## WHAT NEEDS TO BE DONE
Restate the material word for word and leave out anything that is a picture.

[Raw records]

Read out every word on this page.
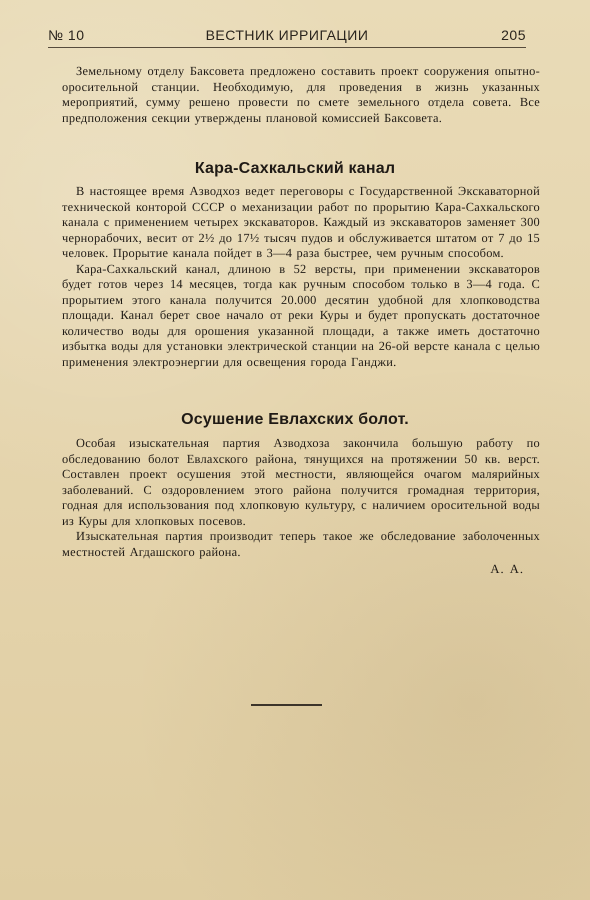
№ 10	ВЕСТНИК ИРРИГАЦИИ	205

Земельному отделу Баксовета предложено составить проект сооружения опытно-оросительной станции. Необходимую, для проведения в жизнь указанных мероприятий, сумму решено провести по смете земельного отдела совета. Все предположения секции утверждены плановой комиссией Баксовета.

Кара-Сахкальский канал

В настоящее время Азводхоз ведет переговоры с Государственной Экскаваторной технической конторой СССР о механизации работ по прорытию Кара-Сахкальского канала с применением четырех экскаваторов. Каждый из экскаваторов заменяет 300 чернорабочих, весит от 2½ до 17½ тысяч пудов и обслуживается штатом от 7 до 15 человек. Прорытие канала пойдет в 3—4 раза быстрее, чем ручным способом.

Кара-Сахкальский канал, длиною в 52 версты, при применении экскаваторов будет готов через 14 месяцев, тогда как ручным способом только в 3—4 года. С прорытием этого канала получится 20.000 десятин удобной для хлопководства площади. Канал берет свое начало от реки Куры и будет пропускать достаточное количество воды для орошения указанной площади, а также иметь достаточно избытка воды для установки электрической станции на 26-ой версте канала с целью применения электроэнергии для освещения города Ганджи.

Осушение Евлахских болот.

Особая изыскательная партия Азводхоза закончила большую работу по обследованию болот Евлахского района, тянущихся на протяжении 50 кв. верст. Составлен проект осушения этой местности, являющейся очагом малярийных заболеваний. С оздоровлением этого района получится громадная территория, годная для использования под хлопковую культуру, с наличием оросительной воды из Куры для хлопковых посевов.

Изыскательная партия производит теперь такое же обследование заболоченных местностей Агдашского района.

А. А.
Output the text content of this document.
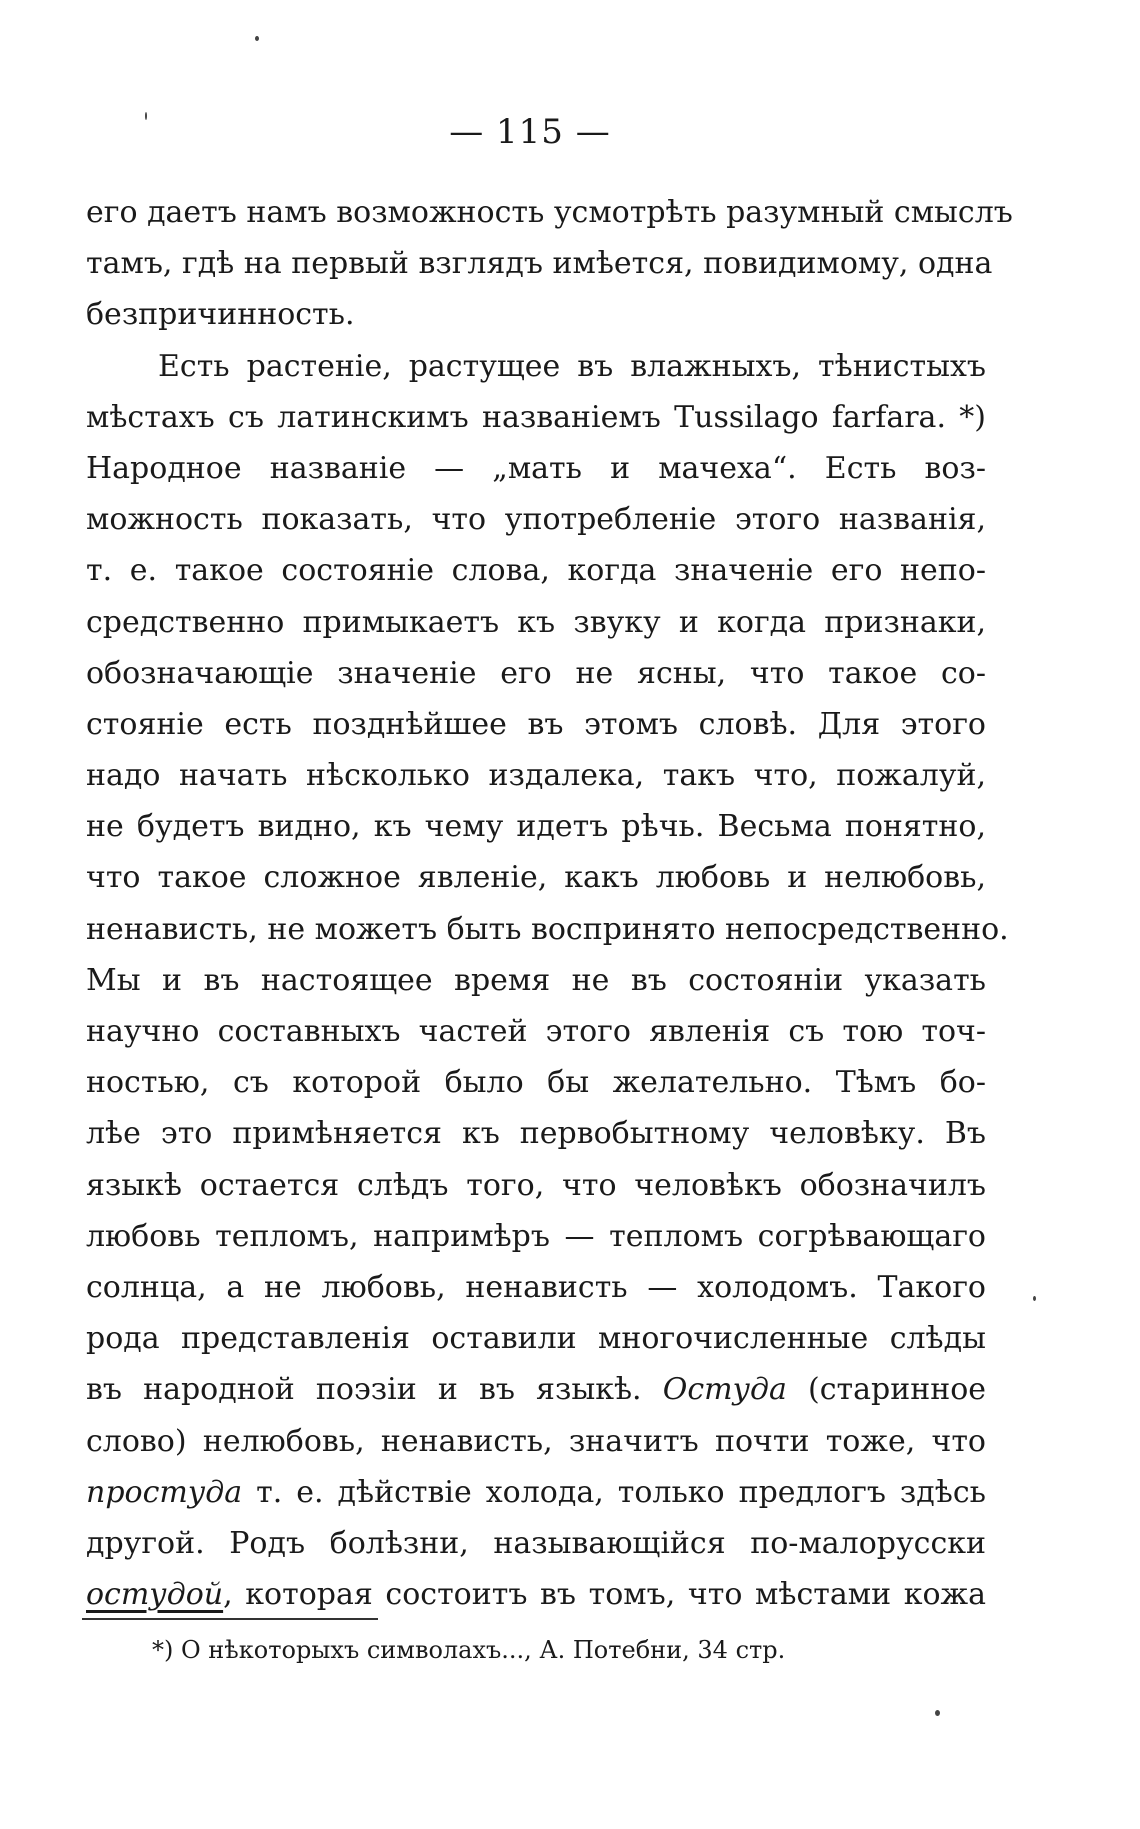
— 115 —
его даетъ намъ возможность усмотрѣть разумный смыслъ
тамъ, гдѣ на первый взглядъ имѣется, повидимому, одна
безпричинность.
Есть растенiе, растущее въ влажныхъ, тѣнистыхъ
мѣстахъ съ латинскимъ названiемъ Tussilago farfara. *)
Народное названiе — „мать и мачеха“. Есть воз-
можность показать, что употребленiе этого названiя,
т. е. такое состоянiе слова, когда значенiе его непо-
средственно примыкаетъ къ звуку и когда признаки,
обозначающiе значенiе его не ясны, что такое со-
стоянiе есть позднѣйшее въ этомъ словѣ. Для этого
надо начать нѣсколько издалека, такъ что, пожалуй,
не будетъ видно, къ чему идетъ рѣчь. Весьма понятно,
что такое сложное явленiе, какъ любовь и нелюбовь,
ненависть, не можетъ быть воспринято непосредственно.
Мы и въ настоящее время не въ состоянiи указать
научно составныхъ частей этого явленiя съ тою точ-
ностью, съ которой было бы желательно. Тѣмъ бо-
лѣе это примѣняется къ первобытному человѣку. Въ
языкѣ остается слѣдъ того, что человѣкъ обозначилъ
любовь тепломъ, напримѣръ — тепломъ согрѣвающаго
солнца, а не любовь, ненависть — холодомъ. Такого
рода представленiя оставили многочисленные слѣды
въ народной поэзiи и въ языкѣ. Остуда (старинное
слово) нелюбовь, ненависть, значитъ почти тоже, что
простуда т. е. дѣйствiе холода, только предлогъ здѣсь
другой. Родъ болѣзни, называющiйся по-малорусски
остудой, которая состоитъ въ томъ, что мѣстами кожа
*) О нѣкоторыхъ символахъ..., А. Потебни, 34 стр.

## RESULT OF THIS EXERCISE
Read out every word on this page.
№ 10	ВЕСТНИК ИРРИГАЦИИ	205

Земельному отделу Баксовета предложено составить проект сооружения опытно-оросительной станции. Необходимую, для проведения в жизнь указанных мероприятий, сумму решено провести по смете земельного отдела совета. Все предположения секции утверждены плановой комиссией Баксовета.

Кара-Сахкальский канал

В настоящее время Азводхоз ведет переговоры с Государственной Экскаваторной технической конторой СССР о механизации работ по прорытию Кара-Сахкальского канала с применением четырех экскаваторов. Каждый из экскаваторов заменяет 300 чернорабочих, весит от 2½ до 17½ тысяч пудов и обслуживается штатом от 7 до 15 человек. Прорытие канала пойдет в 3—4 раза быстрее, чем ручным способом.

Кара-Сахкальский канал, длиною в 52 версты, при применении экскаваторов будет готов через 14 месяцев, тогда как ручным способом только в 3—4 года. С прорытием этого канала получится 20.000 десятин удобной для хлопководства площади. Канал берет свое начало от реки Куры и будет пропускать достаточное количество воды для орошения указанной площади, а также иметь достаточно избытка воды для установки электрической станции на 26-ой версте канала с целью применения электроэнергии для освещения города Ганджи.

Осушение Евлахских болот.

Особая изыскательная партия Азводхоза закончила большую работу по обследованию болот Евлахского района, тянущихся на протяжении 50 кв. верст. Составлен проект осушения этой местности, являющейся очагом малярийных заболеваний. С оздоровлением этого района получится громадная территория, годная для использования под хлопковую культуру, с наличием оросительной воды из Куры для хлопковых посевов.

Изыскательная партия производит теперь такое же обследование заболоченных местностей Агдашского района.

А. А.
Output the text content of this document.
— 115 —
его даетъ намъ возможность усмотрѣть разумный смыслъ
тамъ, гдѣ на первый взглядъ имѣется, повидимому, одна
безпричинность.
Есть растенiе, растущее въ влажныхъ, тѣнистыхъ
мѣстахъ съ латинскимъ названiемъ Tussilago farfara. *)
Народное названiе — „мать и мачеха“. Есть воз-
можность показать, что употребленiе этого названiя,
т. е. такое состоянiе слова, когда значенiе его непо-
средственно примыкаетъ къ звуку и когда признаки,
обозначающiе значенiе его не ясны, что такое со-
стоянiе есть позднѣйшее въ этомъ словѣ. Для этого
надо начать нѣсколько издалека, такъ что, пожалуй,
не будетъ видно, къ чему идетъ рѣчь. Весьма понятно,
что такое сложное явленiе, какъ любовь и нелюбовь,
ненависть, не можетъ быть воспринято непосредственно.
Мы и въ настоящее время не въ состоянiи указать
научно составныхъ частей этого явленiя съ тою точ-
ностью, съ которой было бы желательно. Тѣмъ бо-
лѣе это примѣняется къ первобытному человѣку. Въ
языкѣ остается слѣдъ того, что человѣкъ обозначилъ
любовь тепломъ, напримѣръ — тепломъ согрѣвающаго
солнца, а не любовь, ненависть — холодомъ. Такого
рода представленiя оставили многочисленные слѣды
въ народной поэзiи и въ языкѣ. Остуда (старинное
слово) нелюбовь, ненависть, значитъ почти тоже, что
простуда т. е. дѣйствiе холода, только предлогъ здѣсь
другой. Родъ болѣзни, называющiйся по-малорусски
остудой, которая состоитъ въ томъ, что мѣстами кожа
*) О нѣкоторыхъ символахъ..., А. Потебни, 34 стр.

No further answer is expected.